## Exercise objective
Filter the data for lines with the word "reserved", then copy every line so identified.

==== Information shown ====

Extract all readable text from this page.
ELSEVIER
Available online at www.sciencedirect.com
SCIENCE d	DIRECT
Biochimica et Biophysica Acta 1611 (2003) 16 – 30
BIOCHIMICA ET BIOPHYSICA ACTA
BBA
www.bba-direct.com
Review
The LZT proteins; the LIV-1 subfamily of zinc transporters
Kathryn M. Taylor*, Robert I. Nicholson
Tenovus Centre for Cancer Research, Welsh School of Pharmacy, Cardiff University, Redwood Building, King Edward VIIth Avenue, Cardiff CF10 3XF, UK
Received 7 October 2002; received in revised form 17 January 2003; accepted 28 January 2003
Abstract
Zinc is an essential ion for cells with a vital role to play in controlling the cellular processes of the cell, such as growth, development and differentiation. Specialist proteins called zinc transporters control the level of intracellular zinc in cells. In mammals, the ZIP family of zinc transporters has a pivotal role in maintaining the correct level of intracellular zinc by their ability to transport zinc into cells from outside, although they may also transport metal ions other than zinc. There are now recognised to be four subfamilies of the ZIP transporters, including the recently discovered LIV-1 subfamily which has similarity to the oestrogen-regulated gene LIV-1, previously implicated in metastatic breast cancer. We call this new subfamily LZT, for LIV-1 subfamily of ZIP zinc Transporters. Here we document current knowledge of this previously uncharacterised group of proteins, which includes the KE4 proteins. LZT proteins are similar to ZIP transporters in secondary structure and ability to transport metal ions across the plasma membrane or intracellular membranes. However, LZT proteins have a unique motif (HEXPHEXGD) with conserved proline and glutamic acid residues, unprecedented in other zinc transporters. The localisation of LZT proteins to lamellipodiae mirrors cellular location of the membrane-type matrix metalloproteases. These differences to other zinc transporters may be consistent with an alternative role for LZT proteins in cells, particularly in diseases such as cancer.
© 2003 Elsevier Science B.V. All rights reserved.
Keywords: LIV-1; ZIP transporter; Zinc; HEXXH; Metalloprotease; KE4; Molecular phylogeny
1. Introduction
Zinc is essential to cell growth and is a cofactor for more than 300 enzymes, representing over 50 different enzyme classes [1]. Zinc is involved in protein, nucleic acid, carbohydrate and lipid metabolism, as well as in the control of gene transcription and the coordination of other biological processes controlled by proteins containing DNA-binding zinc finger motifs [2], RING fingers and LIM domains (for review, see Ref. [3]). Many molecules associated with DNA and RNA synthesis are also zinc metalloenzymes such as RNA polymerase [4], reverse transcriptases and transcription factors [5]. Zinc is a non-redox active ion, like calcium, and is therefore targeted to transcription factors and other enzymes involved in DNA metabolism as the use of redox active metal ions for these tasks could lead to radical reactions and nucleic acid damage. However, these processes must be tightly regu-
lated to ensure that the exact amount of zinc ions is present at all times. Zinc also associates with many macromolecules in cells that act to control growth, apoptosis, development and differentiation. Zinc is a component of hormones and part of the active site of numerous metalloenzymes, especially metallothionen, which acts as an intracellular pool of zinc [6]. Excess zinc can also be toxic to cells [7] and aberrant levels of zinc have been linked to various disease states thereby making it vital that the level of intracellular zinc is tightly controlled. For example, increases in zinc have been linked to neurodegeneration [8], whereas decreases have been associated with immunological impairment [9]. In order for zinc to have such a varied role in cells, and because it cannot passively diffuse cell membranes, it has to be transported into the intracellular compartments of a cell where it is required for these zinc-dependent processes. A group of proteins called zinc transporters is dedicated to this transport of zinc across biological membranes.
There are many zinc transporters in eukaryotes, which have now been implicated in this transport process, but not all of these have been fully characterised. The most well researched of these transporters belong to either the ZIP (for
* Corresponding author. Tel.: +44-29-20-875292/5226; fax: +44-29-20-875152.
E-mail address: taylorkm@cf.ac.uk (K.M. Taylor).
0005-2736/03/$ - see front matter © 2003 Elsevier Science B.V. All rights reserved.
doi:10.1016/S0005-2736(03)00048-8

====

## Expected answer
© 2003 Elsevier Science B.V. All rights reserved.
0005-2736/03/$ - see front matter © 2003 Elsevier Science B.V. All rights reserved.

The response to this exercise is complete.